GIVEN TASK: Copy, from the entries below, each line in which the string "name" appears.

DATA TO USE:
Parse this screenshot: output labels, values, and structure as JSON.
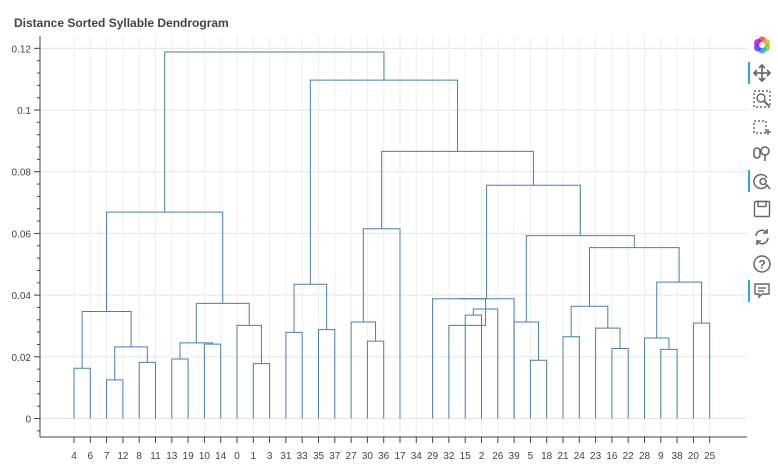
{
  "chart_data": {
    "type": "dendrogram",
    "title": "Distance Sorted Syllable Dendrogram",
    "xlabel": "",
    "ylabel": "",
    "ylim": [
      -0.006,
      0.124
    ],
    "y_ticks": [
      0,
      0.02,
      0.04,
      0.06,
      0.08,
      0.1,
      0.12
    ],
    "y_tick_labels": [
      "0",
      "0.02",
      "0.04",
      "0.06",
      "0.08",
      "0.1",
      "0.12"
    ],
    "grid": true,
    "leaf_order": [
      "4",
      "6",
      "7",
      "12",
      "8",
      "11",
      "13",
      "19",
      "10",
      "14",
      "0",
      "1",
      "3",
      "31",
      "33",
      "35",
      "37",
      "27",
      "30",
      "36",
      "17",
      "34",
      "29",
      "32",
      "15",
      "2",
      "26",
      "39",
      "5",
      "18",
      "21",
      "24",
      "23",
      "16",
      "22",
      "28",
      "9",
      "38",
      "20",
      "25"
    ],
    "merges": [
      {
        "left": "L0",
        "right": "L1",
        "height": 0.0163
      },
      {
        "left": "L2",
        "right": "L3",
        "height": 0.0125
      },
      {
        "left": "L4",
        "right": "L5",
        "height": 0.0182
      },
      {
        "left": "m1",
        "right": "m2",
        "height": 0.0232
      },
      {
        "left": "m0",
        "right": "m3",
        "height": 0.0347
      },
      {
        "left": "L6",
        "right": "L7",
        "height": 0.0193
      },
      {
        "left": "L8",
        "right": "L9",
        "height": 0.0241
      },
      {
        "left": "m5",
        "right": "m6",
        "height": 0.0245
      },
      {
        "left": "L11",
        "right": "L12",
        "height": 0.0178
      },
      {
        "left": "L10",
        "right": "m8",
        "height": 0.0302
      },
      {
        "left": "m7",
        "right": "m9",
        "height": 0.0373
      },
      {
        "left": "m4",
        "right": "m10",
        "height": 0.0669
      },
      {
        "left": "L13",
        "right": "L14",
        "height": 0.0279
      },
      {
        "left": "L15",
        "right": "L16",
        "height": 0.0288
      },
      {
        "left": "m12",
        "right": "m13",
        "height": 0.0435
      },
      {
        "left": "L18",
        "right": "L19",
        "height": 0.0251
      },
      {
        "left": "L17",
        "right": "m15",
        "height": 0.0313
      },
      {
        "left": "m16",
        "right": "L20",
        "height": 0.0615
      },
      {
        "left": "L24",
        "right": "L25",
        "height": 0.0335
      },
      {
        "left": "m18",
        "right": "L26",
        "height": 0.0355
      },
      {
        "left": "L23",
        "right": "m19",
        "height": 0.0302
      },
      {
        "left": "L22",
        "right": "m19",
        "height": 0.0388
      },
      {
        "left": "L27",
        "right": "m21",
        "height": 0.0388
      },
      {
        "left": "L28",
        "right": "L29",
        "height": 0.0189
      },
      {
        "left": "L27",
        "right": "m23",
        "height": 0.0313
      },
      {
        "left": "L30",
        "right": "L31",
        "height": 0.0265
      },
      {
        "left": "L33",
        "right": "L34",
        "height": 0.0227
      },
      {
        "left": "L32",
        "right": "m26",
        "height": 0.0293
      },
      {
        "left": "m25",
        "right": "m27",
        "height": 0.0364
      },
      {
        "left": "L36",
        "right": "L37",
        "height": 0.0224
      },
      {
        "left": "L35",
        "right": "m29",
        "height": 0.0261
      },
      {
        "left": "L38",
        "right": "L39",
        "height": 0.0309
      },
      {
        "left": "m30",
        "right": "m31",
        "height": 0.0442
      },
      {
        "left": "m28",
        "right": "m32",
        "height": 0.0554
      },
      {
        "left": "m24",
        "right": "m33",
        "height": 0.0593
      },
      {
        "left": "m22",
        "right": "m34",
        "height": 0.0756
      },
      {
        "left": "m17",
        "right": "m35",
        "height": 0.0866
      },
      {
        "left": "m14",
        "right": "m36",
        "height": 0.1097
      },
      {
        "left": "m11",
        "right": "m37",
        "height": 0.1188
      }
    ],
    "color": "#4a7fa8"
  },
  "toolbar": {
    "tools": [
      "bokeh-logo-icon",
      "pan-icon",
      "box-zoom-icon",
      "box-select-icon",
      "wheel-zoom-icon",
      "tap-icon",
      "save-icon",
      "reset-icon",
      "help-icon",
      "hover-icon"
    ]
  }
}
--
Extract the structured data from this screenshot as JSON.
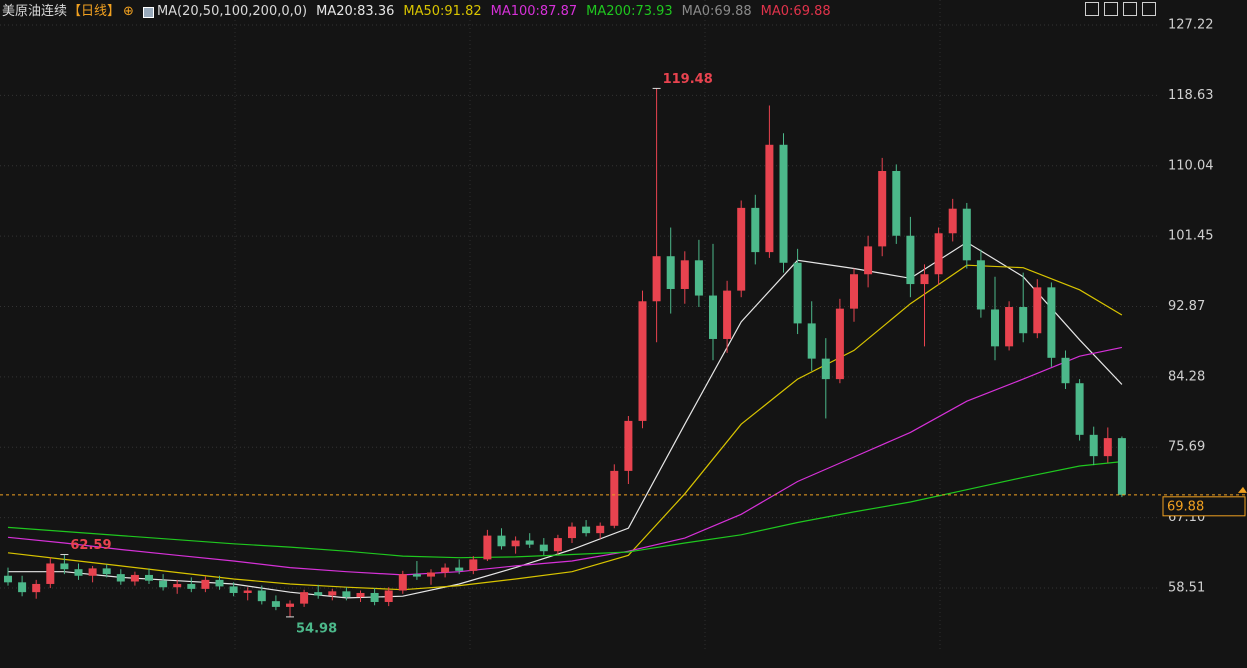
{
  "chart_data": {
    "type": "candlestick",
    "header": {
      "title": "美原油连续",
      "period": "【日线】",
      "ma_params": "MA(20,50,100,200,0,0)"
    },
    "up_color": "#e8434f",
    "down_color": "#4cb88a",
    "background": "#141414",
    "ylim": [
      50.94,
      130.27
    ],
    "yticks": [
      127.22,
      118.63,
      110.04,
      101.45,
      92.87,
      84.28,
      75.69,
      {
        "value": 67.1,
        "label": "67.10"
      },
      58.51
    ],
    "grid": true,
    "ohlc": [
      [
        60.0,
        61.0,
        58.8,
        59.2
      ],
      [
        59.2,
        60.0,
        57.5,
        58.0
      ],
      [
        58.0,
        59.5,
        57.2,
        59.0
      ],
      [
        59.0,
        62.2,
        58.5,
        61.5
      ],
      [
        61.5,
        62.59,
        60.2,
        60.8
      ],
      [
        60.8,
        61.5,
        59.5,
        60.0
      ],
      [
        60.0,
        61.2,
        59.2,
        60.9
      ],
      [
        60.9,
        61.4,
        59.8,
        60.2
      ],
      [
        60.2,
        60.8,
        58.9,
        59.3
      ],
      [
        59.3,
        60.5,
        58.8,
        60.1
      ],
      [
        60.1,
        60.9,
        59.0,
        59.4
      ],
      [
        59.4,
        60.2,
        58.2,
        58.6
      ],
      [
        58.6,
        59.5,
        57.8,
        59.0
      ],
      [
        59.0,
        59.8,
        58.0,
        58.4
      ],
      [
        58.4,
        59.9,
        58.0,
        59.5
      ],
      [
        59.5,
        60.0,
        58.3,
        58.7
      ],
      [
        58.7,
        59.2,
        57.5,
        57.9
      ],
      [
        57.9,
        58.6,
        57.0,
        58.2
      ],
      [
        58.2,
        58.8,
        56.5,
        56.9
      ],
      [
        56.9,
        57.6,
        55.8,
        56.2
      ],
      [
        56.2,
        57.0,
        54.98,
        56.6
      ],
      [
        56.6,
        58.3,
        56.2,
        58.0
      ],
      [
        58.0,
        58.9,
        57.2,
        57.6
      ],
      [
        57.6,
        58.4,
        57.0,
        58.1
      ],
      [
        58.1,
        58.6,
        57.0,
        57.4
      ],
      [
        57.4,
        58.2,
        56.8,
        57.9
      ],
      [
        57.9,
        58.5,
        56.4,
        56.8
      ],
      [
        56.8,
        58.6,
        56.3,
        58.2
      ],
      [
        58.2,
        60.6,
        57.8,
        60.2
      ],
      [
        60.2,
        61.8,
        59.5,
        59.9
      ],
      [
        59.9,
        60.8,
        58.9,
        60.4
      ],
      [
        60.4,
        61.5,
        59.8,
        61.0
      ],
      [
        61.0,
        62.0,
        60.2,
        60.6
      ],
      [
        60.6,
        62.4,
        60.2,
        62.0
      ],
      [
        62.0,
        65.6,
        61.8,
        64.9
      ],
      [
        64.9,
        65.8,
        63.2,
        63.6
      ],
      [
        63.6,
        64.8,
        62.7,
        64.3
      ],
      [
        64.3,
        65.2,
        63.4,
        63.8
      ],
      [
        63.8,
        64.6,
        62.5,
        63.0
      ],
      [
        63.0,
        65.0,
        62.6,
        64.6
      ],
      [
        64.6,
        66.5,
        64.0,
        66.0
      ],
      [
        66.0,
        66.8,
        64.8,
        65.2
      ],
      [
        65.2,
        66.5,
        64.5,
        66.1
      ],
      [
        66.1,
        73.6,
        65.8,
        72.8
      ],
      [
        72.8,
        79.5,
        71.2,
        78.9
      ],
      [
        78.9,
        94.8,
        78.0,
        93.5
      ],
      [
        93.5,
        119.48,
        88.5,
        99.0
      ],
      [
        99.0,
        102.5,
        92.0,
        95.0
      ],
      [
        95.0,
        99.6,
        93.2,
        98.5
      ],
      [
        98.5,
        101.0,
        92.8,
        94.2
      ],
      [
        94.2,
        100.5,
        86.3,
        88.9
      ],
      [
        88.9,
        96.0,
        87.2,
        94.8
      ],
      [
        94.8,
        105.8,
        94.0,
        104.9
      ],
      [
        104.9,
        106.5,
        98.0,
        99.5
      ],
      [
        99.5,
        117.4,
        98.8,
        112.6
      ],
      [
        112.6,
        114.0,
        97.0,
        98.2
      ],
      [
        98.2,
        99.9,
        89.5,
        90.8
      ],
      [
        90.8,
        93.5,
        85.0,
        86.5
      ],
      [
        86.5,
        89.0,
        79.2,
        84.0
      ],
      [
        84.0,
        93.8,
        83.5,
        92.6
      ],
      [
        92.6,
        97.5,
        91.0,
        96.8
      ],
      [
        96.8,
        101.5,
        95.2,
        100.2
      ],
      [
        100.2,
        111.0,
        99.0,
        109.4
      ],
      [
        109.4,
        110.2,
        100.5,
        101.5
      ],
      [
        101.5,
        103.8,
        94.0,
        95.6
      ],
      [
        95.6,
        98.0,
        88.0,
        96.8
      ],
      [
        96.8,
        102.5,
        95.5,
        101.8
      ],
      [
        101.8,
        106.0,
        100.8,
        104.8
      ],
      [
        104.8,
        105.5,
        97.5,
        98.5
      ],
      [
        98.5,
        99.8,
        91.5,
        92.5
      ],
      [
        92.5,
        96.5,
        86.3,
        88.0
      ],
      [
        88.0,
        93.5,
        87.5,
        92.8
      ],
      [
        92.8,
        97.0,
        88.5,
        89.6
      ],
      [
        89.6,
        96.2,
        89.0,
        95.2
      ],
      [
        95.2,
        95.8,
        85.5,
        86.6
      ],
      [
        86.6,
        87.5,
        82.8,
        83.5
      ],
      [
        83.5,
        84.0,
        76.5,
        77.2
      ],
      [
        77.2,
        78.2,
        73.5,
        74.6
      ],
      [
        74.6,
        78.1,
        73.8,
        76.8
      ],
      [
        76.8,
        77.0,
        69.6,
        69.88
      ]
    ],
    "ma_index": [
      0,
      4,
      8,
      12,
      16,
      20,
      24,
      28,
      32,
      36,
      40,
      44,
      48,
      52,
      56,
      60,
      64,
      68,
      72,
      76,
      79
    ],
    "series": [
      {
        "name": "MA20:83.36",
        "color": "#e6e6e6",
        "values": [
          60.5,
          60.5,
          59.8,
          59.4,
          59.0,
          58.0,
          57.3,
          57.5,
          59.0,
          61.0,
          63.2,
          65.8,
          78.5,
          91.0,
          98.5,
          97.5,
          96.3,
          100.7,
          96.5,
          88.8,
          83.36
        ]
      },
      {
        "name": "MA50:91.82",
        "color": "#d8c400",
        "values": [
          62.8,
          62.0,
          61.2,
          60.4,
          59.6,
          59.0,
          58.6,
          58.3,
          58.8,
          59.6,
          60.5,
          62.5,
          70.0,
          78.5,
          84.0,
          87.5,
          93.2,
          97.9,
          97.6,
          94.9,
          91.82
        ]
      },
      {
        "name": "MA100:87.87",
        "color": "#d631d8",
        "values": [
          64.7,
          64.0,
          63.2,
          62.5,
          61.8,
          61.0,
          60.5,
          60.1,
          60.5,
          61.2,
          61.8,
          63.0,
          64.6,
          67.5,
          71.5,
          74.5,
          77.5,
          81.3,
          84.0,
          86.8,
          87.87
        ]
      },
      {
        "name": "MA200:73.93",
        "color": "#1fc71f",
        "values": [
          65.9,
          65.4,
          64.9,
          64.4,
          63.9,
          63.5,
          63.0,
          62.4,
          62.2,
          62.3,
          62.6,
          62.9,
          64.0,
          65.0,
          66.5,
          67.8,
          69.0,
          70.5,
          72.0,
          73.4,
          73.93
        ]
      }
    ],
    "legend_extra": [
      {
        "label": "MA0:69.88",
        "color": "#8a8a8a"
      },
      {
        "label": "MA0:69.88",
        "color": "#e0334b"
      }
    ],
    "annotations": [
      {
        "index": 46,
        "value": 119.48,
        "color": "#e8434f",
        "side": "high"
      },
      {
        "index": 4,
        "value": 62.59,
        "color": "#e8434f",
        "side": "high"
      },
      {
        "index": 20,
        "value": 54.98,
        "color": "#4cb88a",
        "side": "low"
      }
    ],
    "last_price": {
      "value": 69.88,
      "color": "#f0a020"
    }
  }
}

WRITTEN RESPONSE:
        "name": "MA20:83.36",
        "name": "MA50:91.82",
        "name": "MA100:87.87",
        "name": "MA200:73.93",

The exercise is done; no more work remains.